# EXERCISE INSTRUCTIONS
Every line below that holds the string "Партія" should be copied out.

══════════

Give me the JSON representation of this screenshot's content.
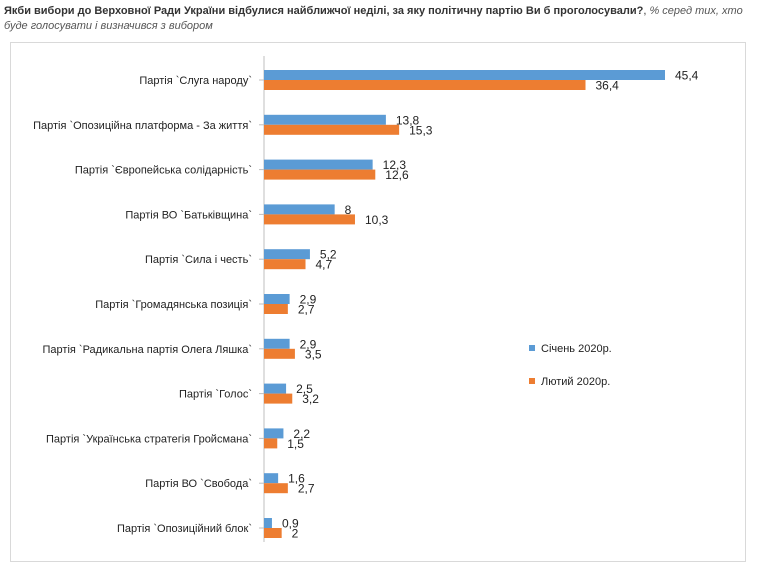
{
  "title": {
    "main": "Якби вибори до Верховної Ради України відбулися найближчої неділі, за яку політичну партію Ви б проголосували?",
    "sub": "% серед тих, хто буде голосувати і визначився з вибором"
  },
  "chart_data": {
    "type": "bar",
    "orientation": "horizontal",
    "categories": [
      "Партія `Слуга народу`",
      "Партія `Опозиційна платформа - За життя`",
      "Партія `Європейська солідарність`",
      "Партія ВО `Батьківщина`",
      "Партія `Сила і честь`",
      "Партія `Громадянська позиція`",
      "Партія `Радикальна партія Олега Ляшка`",
      "Партія `Голос`",
      "Партія `Українська стратегія Гройсмана`",
      "Партія ВО `Свобода`",
      "Партія `Опозиційний блок`"
    ],
    "series": [
      {
        "name": "Січень 2020р.",
        "color": "#5B9BD5",
        "values": [
          45.4,
          13.8,
          12.3,
          8,
          5.2,
          2.9,
          2.9,
          2.5,
          2.2,
          1.6,
          0.9
        ],
        "labels": [
          "45,4",
          "13,8",
          "12,3",
          "8",
          "5,2",
          "2,9",
          "2,9",
          "2,5",
          "2,2",
          "1,6",
          "0,9"
        ]
      },
      {
        "name": "Лютий 2020р.",
        "color": "#ED7D31",
        "values": [
          36.4,
          15.3,
          12.6,
          10.3,
          4.7,
          2.7,
          3.5,
          3.2,
          1.5,
          2.7,
          2
        ],
        "labels": [
          "36,4",
          "15,3",
          "12,6",
          "10,3",
          "4,7",
          "2,7",
          "3,5",
          "3,2",
          "1,5",
          "2,7",
          "2"
        ]
      }
    ],
    "xlim": [
      0,
      45.4
    ],
    "grid": false,
    "legend_position": "right"
  }
}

══════════

# COMPLETE OUTPUT
      "Партія `Слуга народу`",
      "Партія `Опозиційна платформа - За життя`",
      "Партія `Європейська солідарність`",
      "Партія ВО `Батьківщина`",
      "Партія `Сила і честь`",
      "Партія `Громадянська позиція`",
      "Партія `Радикальна партія Олега Ляшка`",
      "Партія `Голос`",
      "Партія `Українська стратегія Гройсмана`",
      "Партія ВО `Свобода`",
      "Партія `Опозиційний блок`"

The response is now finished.